* JOB
Verbatim output of all the material below is required.

* INPUT DATA
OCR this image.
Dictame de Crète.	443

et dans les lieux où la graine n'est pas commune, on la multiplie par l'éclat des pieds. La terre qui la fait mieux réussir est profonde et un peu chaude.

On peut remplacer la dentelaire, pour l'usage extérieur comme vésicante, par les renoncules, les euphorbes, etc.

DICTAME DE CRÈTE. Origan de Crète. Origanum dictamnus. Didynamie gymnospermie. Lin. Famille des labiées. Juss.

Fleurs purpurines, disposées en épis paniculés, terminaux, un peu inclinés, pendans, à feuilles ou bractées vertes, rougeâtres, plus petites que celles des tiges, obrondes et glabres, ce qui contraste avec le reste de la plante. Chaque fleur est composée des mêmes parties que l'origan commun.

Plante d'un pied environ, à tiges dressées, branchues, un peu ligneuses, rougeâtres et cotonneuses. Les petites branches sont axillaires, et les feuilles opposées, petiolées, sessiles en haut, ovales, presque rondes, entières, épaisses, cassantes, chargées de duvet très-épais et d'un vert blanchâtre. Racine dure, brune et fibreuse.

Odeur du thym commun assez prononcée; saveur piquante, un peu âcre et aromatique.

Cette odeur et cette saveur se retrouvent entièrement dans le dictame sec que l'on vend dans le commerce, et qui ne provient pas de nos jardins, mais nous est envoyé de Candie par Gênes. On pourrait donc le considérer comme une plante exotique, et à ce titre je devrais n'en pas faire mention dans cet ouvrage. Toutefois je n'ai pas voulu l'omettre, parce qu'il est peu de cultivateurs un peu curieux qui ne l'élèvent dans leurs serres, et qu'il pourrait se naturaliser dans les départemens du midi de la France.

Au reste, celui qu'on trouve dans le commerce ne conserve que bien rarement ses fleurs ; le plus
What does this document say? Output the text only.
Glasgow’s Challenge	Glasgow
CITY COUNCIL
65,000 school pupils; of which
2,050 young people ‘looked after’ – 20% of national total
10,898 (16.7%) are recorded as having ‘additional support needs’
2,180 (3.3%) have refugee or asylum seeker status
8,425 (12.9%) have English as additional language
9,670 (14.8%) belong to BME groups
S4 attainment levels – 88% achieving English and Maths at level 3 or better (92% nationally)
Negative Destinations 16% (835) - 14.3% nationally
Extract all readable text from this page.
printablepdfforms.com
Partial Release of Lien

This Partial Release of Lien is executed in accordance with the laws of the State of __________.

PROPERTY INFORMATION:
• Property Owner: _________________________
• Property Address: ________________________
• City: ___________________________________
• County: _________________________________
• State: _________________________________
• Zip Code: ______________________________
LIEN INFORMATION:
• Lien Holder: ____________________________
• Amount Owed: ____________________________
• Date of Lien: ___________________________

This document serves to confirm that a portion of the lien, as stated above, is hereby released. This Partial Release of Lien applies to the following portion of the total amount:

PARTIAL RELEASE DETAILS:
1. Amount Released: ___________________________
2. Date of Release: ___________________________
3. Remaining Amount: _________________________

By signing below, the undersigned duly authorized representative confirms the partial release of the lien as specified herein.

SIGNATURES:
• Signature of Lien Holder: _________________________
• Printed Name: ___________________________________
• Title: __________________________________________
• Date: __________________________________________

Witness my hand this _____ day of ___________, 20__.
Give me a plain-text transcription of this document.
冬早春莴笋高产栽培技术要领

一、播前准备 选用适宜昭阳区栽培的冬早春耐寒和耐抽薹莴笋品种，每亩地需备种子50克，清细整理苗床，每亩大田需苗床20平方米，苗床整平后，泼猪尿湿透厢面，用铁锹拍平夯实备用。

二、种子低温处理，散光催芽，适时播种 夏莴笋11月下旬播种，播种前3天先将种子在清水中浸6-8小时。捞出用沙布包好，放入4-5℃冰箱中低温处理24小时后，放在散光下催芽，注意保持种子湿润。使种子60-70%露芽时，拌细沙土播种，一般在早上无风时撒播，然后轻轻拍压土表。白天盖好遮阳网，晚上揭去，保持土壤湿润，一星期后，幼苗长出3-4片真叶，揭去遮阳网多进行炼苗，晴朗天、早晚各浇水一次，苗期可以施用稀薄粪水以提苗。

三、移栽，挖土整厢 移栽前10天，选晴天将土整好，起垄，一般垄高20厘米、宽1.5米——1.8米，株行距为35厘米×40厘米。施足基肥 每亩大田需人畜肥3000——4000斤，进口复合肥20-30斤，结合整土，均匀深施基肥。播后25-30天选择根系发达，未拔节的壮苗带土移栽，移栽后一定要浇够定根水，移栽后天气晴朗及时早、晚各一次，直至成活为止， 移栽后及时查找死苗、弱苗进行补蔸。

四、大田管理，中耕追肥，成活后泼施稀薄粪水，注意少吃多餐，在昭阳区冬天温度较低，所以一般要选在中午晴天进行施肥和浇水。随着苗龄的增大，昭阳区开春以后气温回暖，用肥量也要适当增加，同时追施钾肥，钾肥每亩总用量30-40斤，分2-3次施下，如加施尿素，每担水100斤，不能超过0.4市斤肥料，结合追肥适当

* TASK SOLUTION
OCR this image.
Dictame de Crète.	443

et dans les lieux où la graine n'est pas commune, on la multiplie par l'éclat des pieds. La terre qui la fait mieux réussir est profonde et un peu chaude.

On peut remplacer la dentelaire, pour l'usage extérieur comme vésicante, par les renoncules, les euphorbes, etc.

DICTAME DE CRÈTE. Origan de Crète. Origanum dictamnus. Didynamie gymnospermie. Lin. Famille des labiées. Juss.

Fleurs purpurines, disposées en épis paniculés, terminaux, un peu inclinés, pendans, à feuilles ou bractées vertes, rougeâtres, plus petites que celles des tiges, obrondes et glabres, ce qui contraste avec le reste de la plante. Chaque fleur est composée des mêmes parties que l'origan commun.

Plante d'un pied environ, à tiges dressées, branchues, un peu ligneuses, rougeâtres et cotonneuses. Les petites branches sont axillaires, et les feuilles opposées, petiolées, sessiles en haut, ovales, presque rondes, entières, épaisses, cassantes, chargées de duvet très-épais et d'un vert blanchâtre. Racine dure, brune et fibreuse.

Odeur du thym commun assez prononcée; saveur piquante, un peu âcre et aromatique.

Cette odeur et cette saveur se retrouvent entièrement dans le dictame sec que l'on vend dans le commerce, et qui ne provient pas de nos jardins, mais nous est envoyé de Candie par Gênes. On pourrait donc le considérer comme une plante exotique, et à ce titre je devrais n'en pas faire mention dans cet ouvrage. Toutefois je n'ai pas voulu l'omettre, parce qu'il est peu de cultivateurs un peu curieux qui ne l'élèvent dans leurs serres, et qu'il pourrait se naturaliser dans les départemens du midi de la France.

Au reste, celui qu'on trouve dans le commerce ne conserve que bien rarement ses fleurs ; le plus
What does this document say? Output the text only.
Glasgow’s Challenge	Glasgow
CITY COUNCIL
65,000 school pupils; of which
2,050 young people ‘looked after’ – 20% of national total
10,898 (16.7%) are recorded as having ‘additional support needs’
2,180 (3.3%) have refugee or asylum seeker status
8,425 (12.9%) have English as additional language
9,670 (14.8%) belong to BME groups
S4 attainment levels – 88% achieving English and Maths at level 3 or better (92% nationally)
Negative Destinations 16% (835) - 14.3% nationally
Extract all readable text from this page.
printablepdfforms.com
Partial Release of Lien

This Partial Release of Lien is executed in accordance with the laws of the State of __________.

PROPERTY INFORMATION:
• Property Owner: _________________________
• Property Address: ________________________
• City: ___________________________________
• County: _________________________________
• State: _________________________________
• Zip Code: ______________________________
LIEN INFORMATION:
• Lien Holder: ____________________________
• Amount Owed: ____________________________
• Date of Lien: ___________________________

This document serves to confirm that a portion of the lien, as stated above, is hereby released. This Partial Release of Lien applies to the following portion of the total amount:

PARTIAL RELEASE DETAILS:
1. Amount Released: ___________________________
2. Date of Release: ___________________________
3. Remaining Amount: _________________________

By signing below, the undersigned duly authorized representative confirms the partial release of the lien as specified herein.

SIGNATURES:
• Signature of Lien Holder: _________________________
• Printed Name: ___________________________________
• Title: __________________________________________
• Date: __________________________________________

Witness my hand this _____ day of ___________, 20__.
Give me a plain-text transcription of this document.
冬早春莴笋高产栽培技术要领

一、播前准备 选用适宜昭阳区栽培的冬早春耐寒和耐抽薹莴笋品种，每亩地需备种子50克，清细整理苗床，每亩大田需苗床20平方米，苗床整平后，泼猪尿湿透厢面，用铁锹拍平夯实备用。

二、种子低温处理，散光催芽，适时播种 夏莴笋11月下旬播种，播种前3天先将种子在清水中浸6-8小时。捞出用沙布包好，放入4-5℃冰箱中低温处理24小时后，放在散光下催芽，注意保持种子湿润。使种子60-70%露芽时，拌细沙土播种，一般在早上无风时撒播，然后轻轻拍压土表。白天盖好遮阳网，晚上揭去，保持土壤湿润，一星期后，幼苗长出3-4片真叶，揭去遮阳网多进行炼苗，晴朗天、早晚各浇水一次，苗期可以施用稀薄粪水以提苗。

三、移栽，挖土整厢 移栽前10天，选晴天将土整好，起垄，一般垄高20厘米、宽1.5米——1.8米，株行距为35厘米×40厘米。施足基肥 每亩大田需人畜肥3000——4000斤，进口复合肥20-30斤，结合整土，均匀深施基肥。播后25-30天选择根系发达，未拔节的壮苗带土移栽，移栽后一定要浇够定根水，移栽后天气晴朗及时早、晚各一次，直至成活为止， 移栽后及时查找死苗、弱苗进行补蔸。

四、大田管理，中耕追肥，成活后泼施稀薄粪水，注意少吃多餐，在昭阳区冬天温度较低，所以一般要选在中午晴天进行施肥和浇水。随着苗龄的增大，昭阳区开春以后气温回暖，用肥量也要适当增加，同时追施钾肥，钾肥每亩总用量30-40斤，分2-3次施下，如加施尿素，每担水100斤，不能超过0.4市斤肥料，结合追肥适当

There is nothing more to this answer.